(Work to do)
Every record below should be printed exactly as it appears.

Start Data

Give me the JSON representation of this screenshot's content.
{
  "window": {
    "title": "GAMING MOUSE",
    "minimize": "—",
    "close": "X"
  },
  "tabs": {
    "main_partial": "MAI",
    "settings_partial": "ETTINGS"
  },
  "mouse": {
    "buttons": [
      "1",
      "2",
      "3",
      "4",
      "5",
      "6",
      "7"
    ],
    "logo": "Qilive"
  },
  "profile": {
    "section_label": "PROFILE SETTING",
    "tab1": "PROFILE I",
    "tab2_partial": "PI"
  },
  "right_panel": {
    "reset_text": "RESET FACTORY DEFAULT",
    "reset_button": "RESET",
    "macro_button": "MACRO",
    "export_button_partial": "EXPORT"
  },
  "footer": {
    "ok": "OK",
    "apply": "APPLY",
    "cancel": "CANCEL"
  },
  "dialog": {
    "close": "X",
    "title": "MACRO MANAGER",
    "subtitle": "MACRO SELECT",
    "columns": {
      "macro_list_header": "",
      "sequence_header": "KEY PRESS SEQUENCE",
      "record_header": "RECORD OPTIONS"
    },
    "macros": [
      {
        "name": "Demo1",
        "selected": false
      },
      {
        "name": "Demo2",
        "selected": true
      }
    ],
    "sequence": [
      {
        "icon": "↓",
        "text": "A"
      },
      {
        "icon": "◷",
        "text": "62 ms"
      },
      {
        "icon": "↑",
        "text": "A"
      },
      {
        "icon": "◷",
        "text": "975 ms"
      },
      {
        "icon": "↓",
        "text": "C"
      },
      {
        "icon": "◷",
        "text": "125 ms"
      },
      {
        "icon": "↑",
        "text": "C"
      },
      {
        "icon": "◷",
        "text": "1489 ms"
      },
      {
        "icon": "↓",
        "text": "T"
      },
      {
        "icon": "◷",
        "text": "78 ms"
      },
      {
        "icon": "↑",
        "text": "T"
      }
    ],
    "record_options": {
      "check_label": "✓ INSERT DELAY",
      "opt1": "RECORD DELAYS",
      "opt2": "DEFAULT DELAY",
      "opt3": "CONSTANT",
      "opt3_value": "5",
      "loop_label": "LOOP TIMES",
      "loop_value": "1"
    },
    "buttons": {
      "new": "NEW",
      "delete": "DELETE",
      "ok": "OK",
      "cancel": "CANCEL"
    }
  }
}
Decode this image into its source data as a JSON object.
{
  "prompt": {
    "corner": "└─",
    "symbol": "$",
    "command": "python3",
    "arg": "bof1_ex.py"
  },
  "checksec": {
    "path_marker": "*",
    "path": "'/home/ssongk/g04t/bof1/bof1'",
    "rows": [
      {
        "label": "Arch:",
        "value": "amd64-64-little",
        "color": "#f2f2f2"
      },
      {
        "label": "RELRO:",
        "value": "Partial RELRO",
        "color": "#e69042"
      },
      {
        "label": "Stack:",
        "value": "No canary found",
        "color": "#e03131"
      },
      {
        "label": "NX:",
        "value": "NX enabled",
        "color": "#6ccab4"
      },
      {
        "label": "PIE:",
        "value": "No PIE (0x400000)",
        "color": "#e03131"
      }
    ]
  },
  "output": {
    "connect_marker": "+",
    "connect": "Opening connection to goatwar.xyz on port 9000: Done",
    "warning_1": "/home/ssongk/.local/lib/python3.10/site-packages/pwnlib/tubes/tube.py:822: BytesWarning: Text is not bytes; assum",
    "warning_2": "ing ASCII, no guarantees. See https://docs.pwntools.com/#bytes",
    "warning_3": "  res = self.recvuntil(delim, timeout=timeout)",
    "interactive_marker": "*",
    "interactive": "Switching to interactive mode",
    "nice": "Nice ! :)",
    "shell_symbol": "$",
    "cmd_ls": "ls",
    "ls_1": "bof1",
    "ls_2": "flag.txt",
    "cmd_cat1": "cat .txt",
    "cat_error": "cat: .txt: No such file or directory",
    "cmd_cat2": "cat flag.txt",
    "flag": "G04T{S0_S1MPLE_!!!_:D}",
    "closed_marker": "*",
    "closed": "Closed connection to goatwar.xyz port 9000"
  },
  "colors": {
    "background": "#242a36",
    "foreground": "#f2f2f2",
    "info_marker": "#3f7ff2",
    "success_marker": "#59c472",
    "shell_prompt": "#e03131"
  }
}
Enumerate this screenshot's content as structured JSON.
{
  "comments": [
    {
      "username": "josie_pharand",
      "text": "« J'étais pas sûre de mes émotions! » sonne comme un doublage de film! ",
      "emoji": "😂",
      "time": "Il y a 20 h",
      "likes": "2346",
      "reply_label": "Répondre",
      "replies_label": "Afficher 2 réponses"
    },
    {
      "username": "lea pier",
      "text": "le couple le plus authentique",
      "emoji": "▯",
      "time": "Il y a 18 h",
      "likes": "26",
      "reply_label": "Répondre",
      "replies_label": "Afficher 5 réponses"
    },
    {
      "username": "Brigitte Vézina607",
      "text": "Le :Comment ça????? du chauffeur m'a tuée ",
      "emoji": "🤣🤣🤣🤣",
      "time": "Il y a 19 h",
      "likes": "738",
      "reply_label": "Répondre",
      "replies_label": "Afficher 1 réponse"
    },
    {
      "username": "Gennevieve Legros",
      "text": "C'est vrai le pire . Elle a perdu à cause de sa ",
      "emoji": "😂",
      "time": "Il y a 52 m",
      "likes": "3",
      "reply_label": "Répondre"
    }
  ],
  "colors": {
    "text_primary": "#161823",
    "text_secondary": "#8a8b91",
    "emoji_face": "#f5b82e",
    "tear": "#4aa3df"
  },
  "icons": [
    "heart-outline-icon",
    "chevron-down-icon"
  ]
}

End Data

(Full response)
Give me the JSON representation of this screenshot's content.
{
  "window": {
    "title": "GAMING MOUSE",
    "minimize": "—",
    "close": "X"
  },
  "tabs": {
    "main_partial": "MAI",
    "settings_partial": "ETTINGS"
  },
  "mouse": {
    "buttons": [
      "1",
      "2",
      "3",
      "4",
      "5",
      "6",
      "7"
    ],
    "logo": "Qilive"
  },
  "profile": {
    "section_label": "PROFILE SETTING",
    "tab1": "PROFILE I",
    "tab2_partial": "PI"
  },
  "right_panel": {
    "reset_text": "RESET FACTORY DEFAULT",
    "reset_button": "RESET",
    "macro_button": "MACRO",
    "export_button_partial": "EXPORT"
  },
  "footer": {
    "ok": "OK",
    "apply": "APPLY",
    "cancel": "CANCEL"
  },
  "dialog": {
    "close": "X",
    "title": "MACRO MANAGER",
    "subtitle": "MACRO SELECT",
    "columns": {
      "macro_list_header": "",
      "sequence_header": "KEY PRESS SEQUENCE",
      "record_header": "RECORD OPTIONS"
    },
    "macros": [
      {
        "name": "Demo1",
        "selected": false
      },
      {
        "name": "Demo2",
        "selected": true
      }
    ],
    "sequence": [
      {
        "icon": "↓",
        "text": "A"
      },
      {
        "icon": "◷",
        "text": "62 ms"
      },
      {
        "icon": "↑",
        "text": "A"
      },
      {
        "icon": "◷",
        "text": "975 ms"
      },
      {
        "icon": "↓",
        "text": "C"
      },
      {
        "icon": "◷",
        "text": "125 ms"
      },
      {
        "icon": "↑",
        "text": "C"
      },
      {
        "icon": "◷",
        "text": "1489 ms"
      },
      {
        "icon": "↓",
        "text": "T"
      },
      {
        "icon": "◷",
        "text": "78 ms"
      },
      {
        "icon": "↑",
        "text": "T"
      }
    ],
    "record_options": {
      "check_label": "✓ INSERT DELAY",
      "opt1": "RECORD DELAYS",
      "opt2": "DEFAULT DELAY",
      "opt3": "CONSTANT",
      "opt3_value": "5",
      "loop_label": "LOOP TIMES",
      "loop_value": "1"
    },
    "buttons": {
      "new": "NEW",
      "delete": "DELETE",
      "ok": "OK",
      "cancel": "CANCEL"
    }
  }
}
Decode this image into its source data as a JSON object.
{
  "prompt": {
    "corner": "└─",
    "symbol": "$",
    "command": "python3",
    "arg": "bof1_ex.py"
  },
  "checksec": {
    "path_marker": "*",
    "path": "'/home/ssongk/g04t/bof1/bof1'",
    "rows": [
      {
        "label": "Arch:",
        "value": "amd64-64-little",
        "color": "#f2f2f2"
      },
      {
        "label": "RELRO:",
        "value": "Partial RELRO",
        "color": "#e69042"
      },
      {
        "label": "Stack:",
        "value": "No canary found",
        "color": "#e03131"
      },
      {
        "label": "NX:",
        "value": "NX enabled",
        "color": "#6ccab4"
      },
      {
        "label": "PIE:",
        "value": "No PIE (0x400000)",
        "color": "#e03131"
      }
    ]
  },
  "output": {
    "connect_marker": "+",
    "connect": "Opening connection to goatwar.xyz on port 9000: Done",
    "warning_1": "/home/ssongk/.local/lib/python3.10/site-packages/pwnlib/tubes/tube.py:822: BytesWarning: Text is not bytes; assum",
    "warning_2": "ing ASCII, no guarantees. See https://docs.pwntools.com/#bytes",
    "warning_3": "  res = self.recvuntil(delim, timeout=timeout)",
    "interactive_marker": "*",
    "interactive": "Switching to interactive mode",
    "nice": "Nice ! :)",
    "shell_symbol": "$",
    "cmd_ls": "ls",
    "ls_1": "bof1",
    "ls_2": "flag.txt",
    "cmd_cat1": "cat .txt",
    "cat_error": "cat: .txt: No such file or directory",
    "cmd_cat2": "cat flag.txt",
    "flag": "G04T{S0_S1MPLE_!!!_:D}",
    "closed_marker": "*",
    "closed": "Closed connection to goatwar.xyz port 9000"
  },
  "colors": {
    "background": "#242a36",
    "foreground": "#f2f2f2",
    "info_marker": "#3f7ff2",
    "success_marker": "#59c472",
    "shell_prompt": "#e03131"
  }
}
Enumerate this screenshot's content as structured JSON.
{
  "comments": [
    {
      "username": "josie_pharand",
      "text": "« J'étais pas sûre de mes émotions! » sonne comme un doublage de film! ",
      "emoji": "😂",
      "time": "Il y a 20 h",
      "likes": "2346",
      "reply_label": "Répondre",
      "replies_label": "Afficher 2 réponses"
    },
    {
      "username": "lea pier",
      "text": "le couple le plus authentique",
      "emoji": "▯",
      "time": "Il y a 18 h",
      "likes": "26",
      "reply_label": "Répondre",
      "replies_label": "Afficher 5 réponses"
    },
    {
      "username": "Brigitte Vézina607",
      "text": "Le :Comment ça????? du chauffeur m'a tuée ",
      "emoji": "🤣🤣🤣🤣",
      "time": "Il y a 19 h",
      "likes": "738",
      "reply_label": "Répondre",
      "replies_label": "Afficher 1 réponse"
    },
    {
      "username": "Gennevieve Legros",
      "text": "C'est vrai le pire . Elle a perdu à cause de sa ",
      "emoji": "😂",
      "time": "Il y a 52 m",
      "likes": "3",
      "reply_label": "Répondre"
    }
  ],
  "colors": {
    "text_primary": "#161823",
    "text_secondary": "#8a8b91",
    "emoji_face": "#f5b82e",
    "tear": "#4aa3df"
  },
  "icons": [
    "heart-outline-icon",
    "chevron-down-icon"
  ]
}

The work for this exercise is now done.